- _Problem to solve_:
Please format every line of the listing below as a numbered list, leaving out blank lines.

- _Input for this task_:
━━━━━━━━━━━━━━━━━━━━
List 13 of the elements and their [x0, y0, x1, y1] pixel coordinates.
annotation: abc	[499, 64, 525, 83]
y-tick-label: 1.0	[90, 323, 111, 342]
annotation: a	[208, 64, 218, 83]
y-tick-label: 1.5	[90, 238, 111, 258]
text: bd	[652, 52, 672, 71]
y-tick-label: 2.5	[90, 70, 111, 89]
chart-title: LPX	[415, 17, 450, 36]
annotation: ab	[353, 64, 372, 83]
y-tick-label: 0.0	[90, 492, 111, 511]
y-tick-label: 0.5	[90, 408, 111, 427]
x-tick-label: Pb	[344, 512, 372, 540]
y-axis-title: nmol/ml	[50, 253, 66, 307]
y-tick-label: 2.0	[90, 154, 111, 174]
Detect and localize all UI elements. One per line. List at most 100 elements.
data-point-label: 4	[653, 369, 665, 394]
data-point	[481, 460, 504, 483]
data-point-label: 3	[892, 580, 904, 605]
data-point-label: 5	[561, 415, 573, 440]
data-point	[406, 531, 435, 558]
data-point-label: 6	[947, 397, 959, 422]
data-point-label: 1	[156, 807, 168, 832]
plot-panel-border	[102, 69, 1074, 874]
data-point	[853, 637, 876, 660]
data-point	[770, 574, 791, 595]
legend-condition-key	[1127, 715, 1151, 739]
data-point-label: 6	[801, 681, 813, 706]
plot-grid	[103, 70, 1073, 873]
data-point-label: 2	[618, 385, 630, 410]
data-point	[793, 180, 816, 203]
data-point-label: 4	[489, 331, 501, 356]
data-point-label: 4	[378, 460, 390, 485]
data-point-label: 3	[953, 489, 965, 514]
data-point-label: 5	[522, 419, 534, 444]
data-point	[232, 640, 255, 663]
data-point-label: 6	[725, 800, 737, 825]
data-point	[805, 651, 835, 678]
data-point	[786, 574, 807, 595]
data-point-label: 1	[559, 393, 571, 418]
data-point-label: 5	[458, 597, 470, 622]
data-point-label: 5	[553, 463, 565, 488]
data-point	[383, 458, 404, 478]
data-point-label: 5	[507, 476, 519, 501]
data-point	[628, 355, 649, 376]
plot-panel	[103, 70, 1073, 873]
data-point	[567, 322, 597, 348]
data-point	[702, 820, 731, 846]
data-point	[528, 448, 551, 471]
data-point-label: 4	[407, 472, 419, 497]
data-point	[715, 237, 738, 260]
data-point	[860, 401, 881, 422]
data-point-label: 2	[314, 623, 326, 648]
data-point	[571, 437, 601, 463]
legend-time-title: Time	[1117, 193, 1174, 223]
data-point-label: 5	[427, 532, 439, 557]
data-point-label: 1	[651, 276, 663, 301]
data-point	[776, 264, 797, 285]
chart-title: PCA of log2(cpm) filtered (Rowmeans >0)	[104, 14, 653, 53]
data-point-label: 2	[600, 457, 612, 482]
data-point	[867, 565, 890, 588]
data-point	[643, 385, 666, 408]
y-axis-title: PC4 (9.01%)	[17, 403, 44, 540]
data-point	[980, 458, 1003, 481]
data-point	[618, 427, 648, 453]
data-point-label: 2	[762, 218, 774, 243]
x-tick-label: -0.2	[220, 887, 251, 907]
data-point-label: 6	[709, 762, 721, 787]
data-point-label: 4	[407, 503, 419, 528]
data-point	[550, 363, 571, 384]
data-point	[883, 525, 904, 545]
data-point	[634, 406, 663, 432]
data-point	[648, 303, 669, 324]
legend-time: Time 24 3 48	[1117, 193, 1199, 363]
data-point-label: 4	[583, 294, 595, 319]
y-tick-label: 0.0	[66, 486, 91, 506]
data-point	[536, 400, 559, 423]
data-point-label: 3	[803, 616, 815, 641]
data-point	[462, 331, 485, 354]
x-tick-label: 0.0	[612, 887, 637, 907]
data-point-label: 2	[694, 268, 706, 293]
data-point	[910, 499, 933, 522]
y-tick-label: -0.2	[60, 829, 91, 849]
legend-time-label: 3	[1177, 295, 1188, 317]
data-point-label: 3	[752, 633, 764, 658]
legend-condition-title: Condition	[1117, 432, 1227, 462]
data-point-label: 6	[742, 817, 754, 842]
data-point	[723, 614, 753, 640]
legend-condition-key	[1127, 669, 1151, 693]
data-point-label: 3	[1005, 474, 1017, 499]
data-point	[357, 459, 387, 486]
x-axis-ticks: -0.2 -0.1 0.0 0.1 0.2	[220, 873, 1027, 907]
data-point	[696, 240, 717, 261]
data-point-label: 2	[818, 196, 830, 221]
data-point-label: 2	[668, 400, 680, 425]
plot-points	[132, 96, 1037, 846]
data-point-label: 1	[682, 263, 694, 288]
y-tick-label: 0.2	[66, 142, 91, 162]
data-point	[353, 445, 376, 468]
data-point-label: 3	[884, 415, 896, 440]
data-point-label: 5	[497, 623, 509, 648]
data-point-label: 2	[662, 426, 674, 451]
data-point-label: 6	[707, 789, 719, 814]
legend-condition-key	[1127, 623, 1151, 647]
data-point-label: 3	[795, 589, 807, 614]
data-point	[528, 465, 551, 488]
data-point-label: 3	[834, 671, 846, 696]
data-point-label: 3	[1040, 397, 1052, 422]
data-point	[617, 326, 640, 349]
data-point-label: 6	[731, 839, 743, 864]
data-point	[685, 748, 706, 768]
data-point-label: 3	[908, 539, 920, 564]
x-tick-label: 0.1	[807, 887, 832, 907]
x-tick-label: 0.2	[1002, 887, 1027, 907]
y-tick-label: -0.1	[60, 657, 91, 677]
━━━━━━━━━━━━━━━━━━━━
- _Worked answer_:
1. List 13 of the elements and their [x0, y0, x1, y1] pixel coordinates.
2. annotation: abc	[499, 64, 525, 83]
3. y-tick-label: 1.0	[90, 323, 111, 342]
4. annotation: a	[208, 64, 218, 83]
5. y-tick-label: 1.5	[90, 238, 111, 258]
6. text: bd	[652, 52, 672, 71]
7. y-tick-label: 2.5	[90, 70, 111, 89]
8. chart-title: LPX	[415, 17, 450, 36]
9. annotation: ab	[353, 64, 372, 83]
10. y-tick-label: 0.0	[90, 492, 111, 511]
11. y-tick-label: 0.5	[90, 408, 111, 427]
12. x-tick-label: Pb	[344, 512, 372, 540]
13. y-axis-title: nmol/ml	[50, 253, 66, 307]
14. y-tick-label: 2.0	[90, 154, 111, 174]
15. Detect and localize all UI elements. One per line. List at most 100 elements.
16. data-point-label: 4	[653, 369, 665, 394]
17. data-point	[481, 460, 504, 483]
18. data-point-label: 3	[892, 580, 904, 605]
19. data-point-label: 5	[561, 415, 573, 440]
20. data-point	[406, 531, 435, 558]
21. data-point-label: 6	[947, 397, 959, 422]
22. data-point-label: 1	[156, 807, 168, 832]
23. plot-panel-border	[102, 69, 1074, 874]
24. data-point	[853, 637, 876, 660]
25. data-point	[770, 574, 791, 595]
26. legend-condition-key	[1127, 715, 1151, 739]
27. data-point-label: 6	[801, 681, 813, 706]
28. plot-grid	[103, 70, 1073, 873]
29. data-point-label: 2	[618, 385, 630, 410]
30. data-point	[793, 180, 816, 203]
31. data-point-label: 4	[489, 331, 501, 356]
32. data-point-label: 4	[378, 460, 390, 485]
33. data-point-label: 3	[953, 489, 965, 514]
34. data-point-label: 5	[522, 419, 534, 444]
35. data-point	[232, 640, 255, 663]
36. data-point-label: 6	[725, 800, 737, 825]
37. data-point	[805, 651, 835, 678]
38. data-point	[786, 574, 807, 595]
39. data-point-label: 1	[559, 393, 571, 418]
40. data-point-label: 5	[458, 597, 470, 622]
41. data-point-label: 5	[553, 463, 565, 488]
42. data-point	[383, 458, 404, 478]
43. data-point-label: 5	[507, 476, 519, 501]
44. data-point	[628, 355, 649, 376]
45. plot-panel	[103, 70, 1073, 873]
46. data-point	[567, 322, 597, 348]
47. data-point	[702, 820, 731, 846]
48. data-point	[528, 448, 551, 471]
49. data-point-label: 4	[407, 472, 419, 497]
50. data-point	[715, 237, 738, 260]
51. data-point	[860, 401, 881, 422]
52. data-point-label: 2	[314, 623, 326, 648]
53. data-point	[571, 437, 601, 463]
54. legend-time-title: Time	[1117, 193, 1174, 223]
55. data-point-label: 5	[427, 532, 439, 557]
56. data-point-label: 1	[651, 276, 663, 301]
57. data-point	[776, 264, 797, 285]
58. chart-title: PCA of log2(cpm) filtered (Rowmeans >0)	[104, 14, 653, 53]
59. data-point-label: 2	[600, 457, 612, 482]
60. data-point	[867, 565, 890, 588]
61. data-point	[643, 385, 666, 408]
62. y-axis-title: PC4 (9.01%)	[17, 403, 44, 540]
63. data-point	[980, 458, 1003, 481]
64. data-point	[618, 427, 648, 453]
65. data-point-label: 2	[762, 218, 774, 243]
66. x-tick-label: -0.2	[220, 887, 251, 907]
67. data-point-label: 6	[709, 762, 721, 787]
68. data-point-label: 4	[407, 503, 419, 528]
69. data-point	[550, 363, 571, 384]
70. data-point	[883, 525, 904, 545]
71. data-point	[634, 406, 663, 432]
72. data-point	[648, 303, 669, 324]
73. legend-time: Time 24 3 48	[1117, 193, 1199, 363]
74. data-point-label: 4	[583, 294, 595, 319]
75. y-tick-label: 0.0	[66, 486, 91, 506]
76. data-point	[536, 400, 559, 423]
77. data-point-label: 3	[803, 616, 815, 641]
78. data-point	[462, 331, 485, 354]
79. x-tick-label: 0.0	[612, 887, 637, 907]
80. data-point-label: 2	[694, 268, 706, 293]
81. data-point	[910, 499, 933, 522]
82. y-tick-label: -0.2	[60, 829, 91, 849]
83. legend-time-label: 3	[1177, 295, 1188, 317]
84. data-point-label: 3	[752, 633, 764, 658]
85. legend-condition-title: Condition	[1117, 432, 1227, 462]
86. data-point-label: 6	[742, 817, 754, 842]
87. data-point	[723, 614, 753, 640]
88. legend-condition-key	[1127, 669, 1151, 693]
89. data-point-label: 3	[1005, 474, 1017, 499]
90. data-point	[357, 459, 387, 486]
91. x-axis-ticks: -0.2 -0.1 0.0 0.1 0.2	[220, 873, 1027, 907]
92. data-point	[696, 240, 717, 261]
93. data-point-label: 2	[818, 196, 830, 221]
94. data-point-label: 2	[668, 400, 680, 425]
95. plot-points	[132, 96, 1037, 846]
96. data-point-label: 1	[682, 263, 694, 288]
97. y-tick-label: 0.2	[66, 142, 91, 162]
98. data-point	[353, 445, 376, 468]
99. data-point-label: 3	[884, 415, 896, 440]
100. data-point-label: 5	[497, 623, 509, 648]
101. data-point-label: 2	[662, 426, 674, 451]
102. data-point-label: 6	[707, 789, 719, 814]
103. legend-condition-key	[1127, 623, 1151, 647]
104. data-point-label: 3	[795, 589, 807, 614]
105. data-point	[528, 465, 551, 488]
106. data-point-label: 3	[834, 671, 846, 696]
107. data-point-label: 3	[1040, 397, 1052, 422]
108. data-point	[617, 326, 640, 349]
109. data-point-label: 6	[731, 839, 743, 864]
110. data-point	[685, 748, 706, 768]
111. data-point-label: 3	[908, 539, 920, 564]
112. x-tick-label: 0.1	[807, 887, 832, 907]
113. x-tick-label: 0.2	[1002, 887, 1027, 907]
114. y-tick-label: -0.1	[60, 657, 91, 677]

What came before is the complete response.